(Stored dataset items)

⟨

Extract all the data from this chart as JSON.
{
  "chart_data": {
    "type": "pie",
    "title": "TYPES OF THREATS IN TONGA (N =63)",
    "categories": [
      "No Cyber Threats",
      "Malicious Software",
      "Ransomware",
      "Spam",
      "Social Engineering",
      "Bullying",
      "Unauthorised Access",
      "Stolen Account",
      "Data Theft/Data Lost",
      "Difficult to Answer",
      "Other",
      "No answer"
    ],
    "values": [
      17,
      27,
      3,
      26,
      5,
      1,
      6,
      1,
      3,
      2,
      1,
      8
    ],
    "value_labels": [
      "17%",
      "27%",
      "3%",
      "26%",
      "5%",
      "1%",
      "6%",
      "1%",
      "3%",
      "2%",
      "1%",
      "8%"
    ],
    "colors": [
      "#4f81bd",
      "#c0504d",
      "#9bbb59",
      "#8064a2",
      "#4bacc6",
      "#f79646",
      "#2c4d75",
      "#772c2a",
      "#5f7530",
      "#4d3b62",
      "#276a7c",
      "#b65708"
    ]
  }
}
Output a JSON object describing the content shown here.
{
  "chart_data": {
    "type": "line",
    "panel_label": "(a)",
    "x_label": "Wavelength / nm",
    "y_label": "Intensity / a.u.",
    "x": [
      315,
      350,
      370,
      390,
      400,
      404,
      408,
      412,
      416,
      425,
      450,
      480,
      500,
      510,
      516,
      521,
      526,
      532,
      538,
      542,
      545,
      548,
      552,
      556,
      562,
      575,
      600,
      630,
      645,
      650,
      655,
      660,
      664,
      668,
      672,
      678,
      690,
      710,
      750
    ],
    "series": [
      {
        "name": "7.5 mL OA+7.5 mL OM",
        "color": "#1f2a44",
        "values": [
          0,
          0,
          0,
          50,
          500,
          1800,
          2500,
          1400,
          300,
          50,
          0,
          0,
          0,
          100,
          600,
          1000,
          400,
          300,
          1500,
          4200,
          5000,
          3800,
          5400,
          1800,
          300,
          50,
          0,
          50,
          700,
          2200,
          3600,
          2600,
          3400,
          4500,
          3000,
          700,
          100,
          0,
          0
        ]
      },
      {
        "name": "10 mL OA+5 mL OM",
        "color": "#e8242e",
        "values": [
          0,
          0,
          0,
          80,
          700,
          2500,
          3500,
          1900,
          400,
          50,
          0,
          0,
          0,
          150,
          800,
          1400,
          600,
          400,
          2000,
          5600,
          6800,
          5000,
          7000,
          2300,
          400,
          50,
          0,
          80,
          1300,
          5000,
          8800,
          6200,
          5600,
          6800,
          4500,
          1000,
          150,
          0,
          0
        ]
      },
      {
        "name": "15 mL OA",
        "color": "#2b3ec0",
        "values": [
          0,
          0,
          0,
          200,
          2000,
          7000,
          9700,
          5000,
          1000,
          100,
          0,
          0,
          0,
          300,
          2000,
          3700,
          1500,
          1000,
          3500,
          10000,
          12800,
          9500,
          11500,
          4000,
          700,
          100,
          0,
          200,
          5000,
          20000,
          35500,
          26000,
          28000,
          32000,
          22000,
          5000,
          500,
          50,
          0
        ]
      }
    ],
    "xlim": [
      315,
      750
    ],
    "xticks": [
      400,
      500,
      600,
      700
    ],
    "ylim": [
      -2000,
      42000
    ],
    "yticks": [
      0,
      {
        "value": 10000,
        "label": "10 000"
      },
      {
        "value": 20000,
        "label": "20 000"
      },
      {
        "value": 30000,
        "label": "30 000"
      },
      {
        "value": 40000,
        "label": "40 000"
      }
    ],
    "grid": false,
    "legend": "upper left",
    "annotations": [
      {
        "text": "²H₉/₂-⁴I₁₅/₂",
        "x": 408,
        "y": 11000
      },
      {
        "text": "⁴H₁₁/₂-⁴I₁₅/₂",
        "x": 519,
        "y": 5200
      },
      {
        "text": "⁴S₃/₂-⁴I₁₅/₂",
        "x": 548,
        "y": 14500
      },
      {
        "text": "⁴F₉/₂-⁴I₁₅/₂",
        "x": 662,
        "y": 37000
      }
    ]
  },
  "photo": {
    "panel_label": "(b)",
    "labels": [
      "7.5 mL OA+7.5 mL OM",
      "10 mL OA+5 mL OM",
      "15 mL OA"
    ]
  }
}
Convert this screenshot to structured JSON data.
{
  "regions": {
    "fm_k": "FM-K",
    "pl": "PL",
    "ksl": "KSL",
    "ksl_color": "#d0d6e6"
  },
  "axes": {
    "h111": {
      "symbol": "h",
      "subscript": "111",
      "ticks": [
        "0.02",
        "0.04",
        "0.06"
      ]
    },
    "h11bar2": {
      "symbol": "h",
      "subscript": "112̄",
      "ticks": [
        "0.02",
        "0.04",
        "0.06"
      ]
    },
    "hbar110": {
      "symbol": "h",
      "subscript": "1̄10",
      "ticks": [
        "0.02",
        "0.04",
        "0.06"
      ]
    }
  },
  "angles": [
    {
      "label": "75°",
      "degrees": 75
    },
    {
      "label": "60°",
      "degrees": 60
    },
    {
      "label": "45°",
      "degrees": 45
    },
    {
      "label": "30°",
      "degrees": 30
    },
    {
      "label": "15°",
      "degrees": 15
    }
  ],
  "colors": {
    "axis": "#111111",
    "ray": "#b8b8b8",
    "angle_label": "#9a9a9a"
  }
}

⟩

▶ Task directions
Extract, verbatim, the lines from the one containing "Convert this screenshot" through the last line of the listing above.

▶ Answer for this exercise
Convert this screenshot to structured JSON data.
{
  "regions": {
    "fm_k": "FM-K",
    "pl": "PL",
    "ksl": "KSL",
    "ksl_color": "#d0d6e6"
  },
  "axes": {
    "h111": {
      "symbol": "h",
      "subscript": "111",
      "ticks": [
        "0.02",
        "0.04",
        "0.06"
      ]
    },
    "h11bar2": {
      "symbol": "h",
      "subscript": "112̄",
      "ticks": [
        "0.02",
        "0.04",
        "0.06"
      ]
    },
    "hbar110": {
      "symbol": "h",
      "subscript": "1̄10",
      "ticks": [
        "0.02",
        "0.04",
        "0.06"
      ]
    }
  },
  "angles": [
    {
      "label": "75°",
      "degrees": 75
    },
    {
      "label": "60°",
      "degrees": 60
    },
    {
      "label": "45°",
      "degrees": 45
    },
    {
      "label": "30°",
      "degrees": 30
    },
    {
      "label": "15°",
      "degrees": 15
    }
  ],
  "colors": {
    "axis": "#111111",
    "ray": "#b8b8b8",
    "angle_label": "#9a9a9a"
  }
}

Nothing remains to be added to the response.